— begin INFORMATION SUPPLIED —

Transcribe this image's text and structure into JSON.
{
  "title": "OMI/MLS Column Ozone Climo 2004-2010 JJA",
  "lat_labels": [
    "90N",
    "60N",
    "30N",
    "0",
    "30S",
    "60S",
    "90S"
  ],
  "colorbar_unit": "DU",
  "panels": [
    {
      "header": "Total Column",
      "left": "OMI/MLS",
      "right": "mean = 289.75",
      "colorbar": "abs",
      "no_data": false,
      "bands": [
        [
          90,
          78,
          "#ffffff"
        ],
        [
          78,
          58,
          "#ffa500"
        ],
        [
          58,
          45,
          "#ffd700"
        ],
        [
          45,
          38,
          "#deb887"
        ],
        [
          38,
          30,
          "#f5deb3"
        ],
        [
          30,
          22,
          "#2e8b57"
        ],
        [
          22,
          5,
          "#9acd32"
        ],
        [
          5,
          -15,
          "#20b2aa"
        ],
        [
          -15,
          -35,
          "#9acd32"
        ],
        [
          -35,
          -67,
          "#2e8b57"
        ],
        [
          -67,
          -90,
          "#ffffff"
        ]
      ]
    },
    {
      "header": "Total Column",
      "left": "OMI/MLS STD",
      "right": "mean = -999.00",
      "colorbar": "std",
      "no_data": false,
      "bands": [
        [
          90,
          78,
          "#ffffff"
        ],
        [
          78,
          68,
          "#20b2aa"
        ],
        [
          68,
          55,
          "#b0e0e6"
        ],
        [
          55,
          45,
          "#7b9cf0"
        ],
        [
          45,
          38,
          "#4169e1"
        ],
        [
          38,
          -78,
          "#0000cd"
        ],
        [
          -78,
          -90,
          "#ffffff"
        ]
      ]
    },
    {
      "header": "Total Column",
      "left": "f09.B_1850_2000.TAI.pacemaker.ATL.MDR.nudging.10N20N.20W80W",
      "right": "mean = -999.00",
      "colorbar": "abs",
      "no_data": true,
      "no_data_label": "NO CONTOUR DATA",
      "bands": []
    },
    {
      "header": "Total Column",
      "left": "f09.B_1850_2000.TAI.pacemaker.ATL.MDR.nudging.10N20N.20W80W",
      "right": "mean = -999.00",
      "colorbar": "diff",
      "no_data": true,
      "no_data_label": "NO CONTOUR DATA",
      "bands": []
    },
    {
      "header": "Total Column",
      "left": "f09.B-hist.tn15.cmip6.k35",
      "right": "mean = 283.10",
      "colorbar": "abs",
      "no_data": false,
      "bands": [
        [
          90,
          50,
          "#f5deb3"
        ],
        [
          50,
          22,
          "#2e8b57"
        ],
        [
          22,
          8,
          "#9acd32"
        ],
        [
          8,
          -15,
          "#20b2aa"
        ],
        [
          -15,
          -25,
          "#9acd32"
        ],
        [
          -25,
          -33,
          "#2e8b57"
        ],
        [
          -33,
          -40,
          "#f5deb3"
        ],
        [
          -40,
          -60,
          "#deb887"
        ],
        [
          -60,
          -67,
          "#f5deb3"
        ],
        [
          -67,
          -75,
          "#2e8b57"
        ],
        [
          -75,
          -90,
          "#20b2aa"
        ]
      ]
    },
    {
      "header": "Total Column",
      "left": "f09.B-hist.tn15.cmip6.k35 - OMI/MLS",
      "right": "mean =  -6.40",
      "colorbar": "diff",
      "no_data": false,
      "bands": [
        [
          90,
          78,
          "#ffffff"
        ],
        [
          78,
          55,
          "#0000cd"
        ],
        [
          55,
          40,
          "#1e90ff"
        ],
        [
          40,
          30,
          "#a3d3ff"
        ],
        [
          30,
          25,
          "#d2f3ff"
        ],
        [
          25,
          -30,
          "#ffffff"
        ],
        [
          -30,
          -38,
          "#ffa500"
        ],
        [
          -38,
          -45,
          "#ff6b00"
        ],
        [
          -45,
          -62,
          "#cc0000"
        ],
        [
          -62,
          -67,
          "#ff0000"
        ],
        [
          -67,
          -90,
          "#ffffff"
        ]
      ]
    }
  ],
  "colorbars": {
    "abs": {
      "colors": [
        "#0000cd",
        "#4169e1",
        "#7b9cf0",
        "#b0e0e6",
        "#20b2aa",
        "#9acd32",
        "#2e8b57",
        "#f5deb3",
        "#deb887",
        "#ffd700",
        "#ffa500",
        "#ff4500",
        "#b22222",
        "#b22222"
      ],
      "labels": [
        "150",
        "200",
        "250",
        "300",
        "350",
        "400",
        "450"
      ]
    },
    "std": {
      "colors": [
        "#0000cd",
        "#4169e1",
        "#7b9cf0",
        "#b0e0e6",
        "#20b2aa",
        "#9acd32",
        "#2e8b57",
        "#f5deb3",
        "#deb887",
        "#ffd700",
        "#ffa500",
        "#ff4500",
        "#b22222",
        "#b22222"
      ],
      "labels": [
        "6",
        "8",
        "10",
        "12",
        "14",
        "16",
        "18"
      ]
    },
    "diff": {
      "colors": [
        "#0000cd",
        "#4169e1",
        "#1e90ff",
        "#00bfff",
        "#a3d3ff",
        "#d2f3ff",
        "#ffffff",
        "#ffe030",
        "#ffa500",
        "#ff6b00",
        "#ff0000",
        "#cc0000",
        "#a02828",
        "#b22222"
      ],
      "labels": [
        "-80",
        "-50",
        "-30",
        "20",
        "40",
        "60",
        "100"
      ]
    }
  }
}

— end INFORMATION SUPPLIED —

Write down the full listing again, exactly.

**PROBLEM SOLUTION:**
Transcribe this image's text and structure into JSON.
{
  "title": "OMI/MLS Column Ozone Climo 2004-2010 JJA",
  "lat_labels": [
    "90N",
    "60N",
    "30N",
    "0",
    "30S",
    "60S",
    "90S"
  ],
  "colorbar_unit": "DU",
  "panels": [
    {
      "header": "Total Column",
      "left": "OMI/MLS",
      "right": "mean = 289.75",
      "colorbar": "abs",
      "no_data": false,
      "bands": [
        [
          90,
          78,
          "#ffffff"
        ],
        [
          78,
          58,
          "#ffa500"
        ],
        [
          58,
          45,
          "#ffd700"
        ],
        [
          45,
          38,
          "#deb887"
        ],
        [
          38,
          30,
          "#f5deb3"
        ],
        [
          30,
          22,
          "#2e8b57"
        ],
        [
          22,
          5,
          "#9acd32"
        ],
        [
          5,
          -15,
          "#20b2aa"
        ],
        [
          -15,
          -35,
          "#9acd32"
        ],
        [
          -35,
          -67,
          "#2e8b57"
        ],
        [
          -67,
          -90,
          "#ffffff"
        ]
      ]
    },
    {
      "header": "Total Column",
      "left": "OMI/MLS STD",
      "right": "mean = -999.00",
      "colorbar": "std",
      "no_data": false,
      "bands": [
        [
          90,
          78,
          "#ffffff"
        ],
        [
          78,
          68,
          "#20b2aa"
        ],
        [
          68,
          55,
          "#b0e0e6"
        ],
        [
          55,
          45,
          "#7b9cf0"
        ],
        [
          45,
          38,
          "#4169e1"
        ],
        [
          38,
          -78,
          "#0000cd"
        ],
        [
          -78,
          -90,
          "#ffffff"
        ]
      ]
    },
    {
      "header": "Total Column",
      "left": "f09.B_1850_2000.TAI.pacemaker.ATL.MDR.nudging.10N20N.20W80W",
      "right": "mean = -999.00",
      "colorbar": "abs",
      "no_data": true,
      "no_data_label": "NO CONTOUR DATA",
      "bands": []
    },
    {
      "header": "Total Column",
      "left": "f09.B_1850_2000.TAI.pacemaker.ATL.MDR.nudging.10N20N.20W80W",
      "right": "mean = -999.00",
      "colorbar": "diff",
      "no_data": true,
      "no_data_label": "NO CONTOUR DATA",
      "bands": []
    },
    {
      "header": "Total Column",
      "left": "f09.B-hist.tn15.cmip6.k35",
      "right": "mean = 283.10",
      "colorbar": "abs",
      "no_data": false,
      "bands": [
        [
          90,
          50,
          "#f5deb3"
        ],
        [
          50,
          22,
          "#2e8b57"
        ],
        [
          22,
          8,
          "#9acd32"
        ],
        [
          8,
          -15,
          "#20b2aa"
        ],
        [
          -15,
          -25,
          "#9acd32"
        ],
        [
          -25,
          -33,
          "#2e8b57"
        ],
        [
          -33,
          -40,
          "#f5deb3"
        ],
        [
          -40,
          -60,
          "#deb887"
        ],
        [
          -60,
          -67,
          "#f5deb3"
        ],
        [
          -67,
          -75,
          "#2e8b57"
        ],
        [
          -75,
          -90,
          "#20b2aa"
        ]
      ]
    },
    {
      "header": "Total Column",
      "left": "f09.B-hist.tn15.cmip6.k35 - OMI/MLS",
      "right": "mean =  -6.40",
      "colorbar": "diff",
      "no_data": false,
      "bands": [
        [
          90,
          78,
          "#ffffff"
        ],
        [
          78,
          55,
          "#0000cd"
        ],
        [
          55,
          40,
          "#1e90ff"
        ],
        [
          40,
          30,
          "#a3d3ff"
        ],
        [
          30,
          25,
          "#d2f3ff"
        ],
        [
          25,
          -30,
          "#ffffff"
        ],
        [
          -30,
          -38,
          "#ffa500"
        ],
        [
          -38,
          -45,
          "#ff6b00"
        ],
        [
          -45,
          -62,
          "#cc0000"
        ],
        [
          -62,
          -67,
          "#ff0000"
        ],
        [
          -67,
          -90,
          "#ffffff"
        ]
      ]
    }
  ],
  "colorbars": {
    "abs": {
      "colors": [
        "#0000cd",
        "#4169e1",
        "#7b9cf0",
        "#b0e0e6",
        "#20b2aa",
        "#9acd32",
        "#2e8b57",
        "#f5deb3",
        "#deb887",
        "#ffd700",
        "#ffa500",
        "#ff4500",
        "#b22222",
        "#b22222"
      ],
      "labels": [
        "150",
        "200",
        "250",
        "300",
        "350",
        "400",
        "450"
      ]
    },
    "std": {
      "colors": [
        "#0000cd",
        "#4169e1",
        "#7b9cf0",
        "#b0e0e6",
        "#20b2aa",
        "#9acd32",
        "#2e8b57",
        "#f5deb3",
        "#deb887",
        "#ffd700",
        "#ffa500",
        "#ff4500",
        "#b22222",
        "#b22222"
      ],
      "labels": [
        "6",
        "8",
        "10",
        "12",
        "14",
        "16",
        "18"
      ]
    },
    "diff": {
      "colors": [
        "#0000cd",
        "#4169e1",
        "#1e90ff",
        "#00bfff",
        "#a3d3ff",
        "#d2f3ff",
        "#ffffff",
        "#ffe030",
        "#ffa500",
        "#ff6b00",
        "#ff0000",
        "#cc0000",
        "#a02828",
        "#b22222"
      ],
      "labels": [
        "-80",
        "-50",
        "-30",
        "20",
        "40",
        "60",
        "100"
      ]
    }
  }
}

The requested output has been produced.